-- Start of Records provided --

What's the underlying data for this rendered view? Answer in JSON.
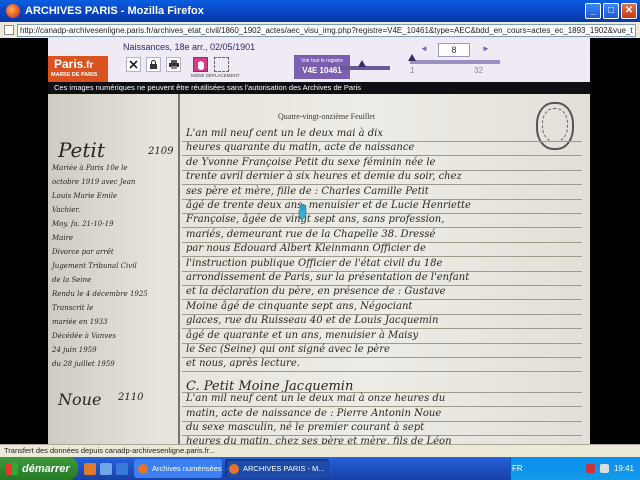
{
  "window": {
    "title": "ARCHIVES PARIS - Mozilla Firefox",
    "minimize": "_",
    "maximize": "□",
    "close": "✕"
  },
  "addressbar": {
    "url": "http://canadp-archivesenligne.paris.fr/archives_etat_civil/1860_1902_actes/aec_visu_img.php?registre=V4E_10461&type=AEC&bdd_en_cours=actes_ec_1893_1902&vue_tranche_debut=AD07..."
  },
  "viewer": {
    "record_title": "Naissances, 18e arr., 02/05/1901",
    "logo_main": "Paris",
    "logo_suffix": ".fr",
    "logo_sub": "MAIRIE DE PARIS",
    "mode_label": "MODE DÉPLACEMENT",
    "registre_line1": "Voir tout le registre",
    "registre_line2": "V4E 10461",
    "page_current": "8",
    "page_first": "1",
    "page_last": "32",
    "nav_prev": "◄",
    "nav_next": "►",
    "notice": "Ces images numériques ne peuvent être réutilisées sans l'autorisation des Archives de Paris",
    "icons": [
      "close-icon",
      "lock-icon",
      "print-icon",
      "hand-icon",
      "select-icon",
      "brightness-icon"
    ]
  },
  "document": {
    "header_print": "Quatre-vingt-onzième Feuillet",
    "margin_name_1": "Petit",
    "margin_num_1": "2109",
    "margin_name_2": "Noue",
    "margin_num_2": "2110",
    "margin_lines": [
      "Mariée à Paris 10e le",
      "octobre 1919 avec Jean",
      "Louis Marie Emile",
      "Vachier.",
      "Moy. fa. 21-10-19",
      "Maire",
      "Divorce par arrêt",
      "Jugement Tribunal Civil",
      "de la Seine",
      "Rendu le 4 décembre 1925",
      "Transcrit le",
      "mariée en 1933",
      "Décédée à Vanves",
      "24 juin 1959",
      "du 28 juillet 1959"
    ],
    "body_lines": [
      "L'an mil neuf cent un le deux mai à dix",
      "heures quarante du matin, acte de naissance",
      "de Yvonne Françoise Petit du sexe féminin née le",
      "trente avril dernier à six heures et demie du soir, chez",
      "ses père et mère, fille de : Charles Camille Petit",
      "âgé de trente deux ans, menuisier et de Lucie Henriette",
      "Françoise, âgée de vingt sept ans, sans profession,",
      "mariés, demeurant rue de la Chapelle 38. Dressé",
      "par nous Edouard Albert Kleinmann Officier de",
      "l'instruction publique Officier de l'état civil du 18e",
      "arrondissement de Paris, sur la présentation de l'enfant",
      "et la déclaration du père, en présence de : Gustave",
      "Moine âgé de cinquante sept ans, Négociant",
      "glaces, rue du Ruisseau 40 et de Louis Jacquemin",
      "âgé de quarante et un ans, menuisier à Maisy",
      "le Sec (Seine) qui ont signé avec le père",
      "et nous, après lecture.",
      "C. Petit   Moine   Jacquemin",
      "L'an mil neuf cent un le deux mai à onze heures du",
      "matin, acte de naissance de : Pierre Antonin Noue",
      "du sexe masculin, né le premier courant à sept",
      "heures du matin, chez ses père et mère, fils de Léon"
    ]
  },
  "statusbar": {
    "text": "Transfert des données depuis canadp-archivesenligne.paris.fr..."
  },
  "taskbar": {
    "start_label": "démarrer",
    "tasks": [
      {
        "label": "Archives numérisées -",
        "active": false
      },
      {
        "label": "ARCHIVES PARIS - M...",
        "active": true
      }
    ],
    "lang": "FR",
    "time": "19:41"
  }
}
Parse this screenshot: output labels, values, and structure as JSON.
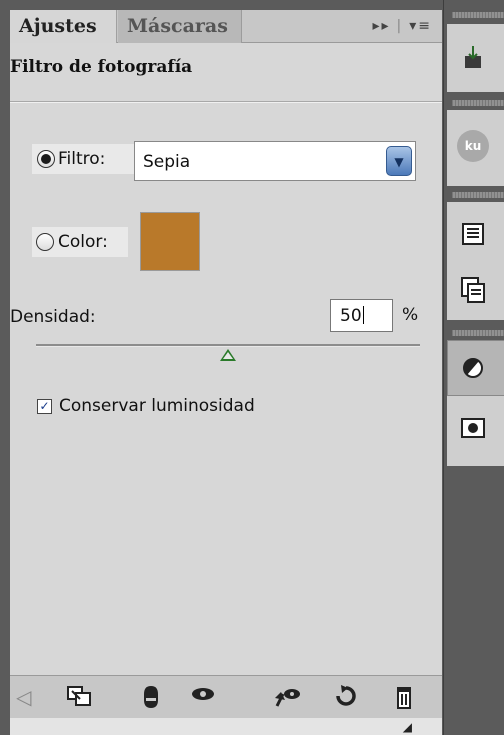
{
  "tabs": {
    "adjustments": "Ajustes",
    "masks": "Máscaras"
  },
  "panel_menu": {
    "expand": "▸▸",
    "menu": "▾≡"
  },
  "title": "Filtro de fotografía",
  "filter": {
    "label": "Filtro:",
    "selected": "Sepia",
    "checked": true
  },
  "color": {
    "label": "Color:",
    "checked": false,
    "swatch": "#b9792a"
  },
  "density": {
    "label": "Densidad:",
    "value": "50",
    "unit": "%",
    "slider_fraction": 0.5
  },
  "preserve": {
    "label": "Conservar luminosidad",
    "checked": true
  },
  "bottom_icons": [
    "back-arrow-icon",
    "expand-view-icon",
    "clip-layer-icon",
    "visibility-eye-icon",
    "view-previous-state-icon",
    "reset-icon",
    "trash-icon"
  ],
  "dock": {
    "ku_badge": "ku"
  }
}
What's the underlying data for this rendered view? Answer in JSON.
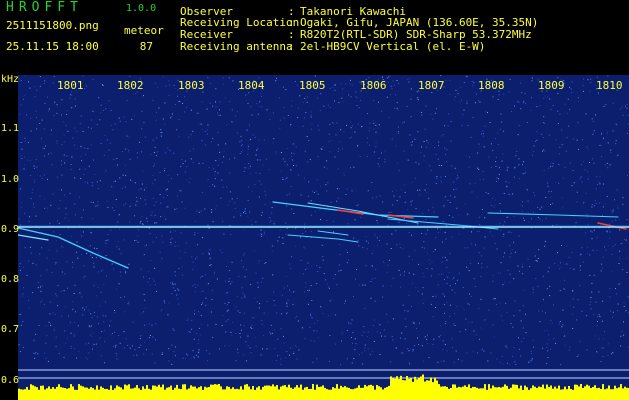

-- End of Records provided --

### Short task
In the listing, find all lines with the string "Louis" and copy them.

### The reply
      "Louis Marie Emile",
      "glaces, rue du Ruisseau 40 et de Louis Jacquemin",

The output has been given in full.